Figure record extracts:
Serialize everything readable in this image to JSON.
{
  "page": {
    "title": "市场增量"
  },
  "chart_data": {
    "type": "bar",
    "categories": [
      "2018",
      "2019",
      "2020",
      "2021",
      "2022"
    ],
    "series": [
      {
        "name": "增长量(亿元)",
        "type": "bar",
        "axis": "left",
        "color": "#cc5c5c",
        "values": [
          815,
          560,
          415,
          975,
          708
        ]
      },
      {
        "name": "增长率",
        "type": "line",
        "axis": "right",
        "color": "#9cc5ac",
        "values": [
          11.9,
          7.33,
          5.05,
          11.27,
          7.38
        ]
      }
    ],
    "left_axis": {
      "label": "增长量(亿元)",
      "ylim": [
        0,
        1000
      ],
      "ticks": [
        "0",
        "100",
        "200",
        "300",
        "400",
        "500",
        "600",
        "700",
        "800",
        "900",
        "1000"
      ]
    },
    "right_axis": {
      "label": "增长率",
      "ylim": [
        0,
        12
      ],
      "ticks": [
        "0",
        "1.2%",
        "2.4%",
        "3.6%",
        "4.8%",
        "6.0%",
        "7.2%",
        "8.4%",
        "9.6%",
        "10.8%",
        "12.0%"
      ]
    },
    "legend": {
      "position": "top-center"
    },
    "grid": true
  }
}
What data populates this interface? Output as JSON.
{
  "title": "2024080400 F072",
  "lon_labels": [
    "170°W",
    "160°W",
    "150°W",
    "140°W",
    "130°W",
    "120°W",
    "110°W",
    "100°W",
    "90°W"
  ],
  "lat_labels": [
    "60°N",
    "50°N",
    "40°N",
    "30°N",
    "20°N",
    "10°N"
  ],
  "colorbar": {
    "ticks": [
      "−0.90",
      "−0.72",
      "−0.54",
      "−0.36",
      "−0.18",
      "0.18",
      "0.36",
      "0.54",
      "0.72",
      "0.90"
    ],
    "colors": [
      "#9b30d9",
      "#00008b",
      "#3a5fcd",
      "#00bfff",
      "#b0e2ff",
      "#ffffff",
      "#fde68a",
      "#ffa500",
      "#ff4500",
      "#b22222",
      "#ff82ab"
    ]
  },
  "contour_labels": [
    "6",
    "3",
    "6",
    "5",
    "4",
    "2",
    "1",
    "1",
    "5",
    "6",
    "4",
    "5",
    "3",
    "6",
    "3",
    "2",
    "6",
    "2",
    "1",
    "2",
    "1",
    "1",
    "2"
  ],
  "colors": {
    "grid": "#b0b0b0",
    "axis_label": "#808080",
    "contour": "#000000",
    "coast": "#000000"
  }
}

** PROBLEM STATEMENT **
Copy out each line in the listing that has the word "JSON".

** RESPONSE TO THE EXERCISE **
Serialize everything readable in this image to JSON.
What data populates this interface? Output as JSON.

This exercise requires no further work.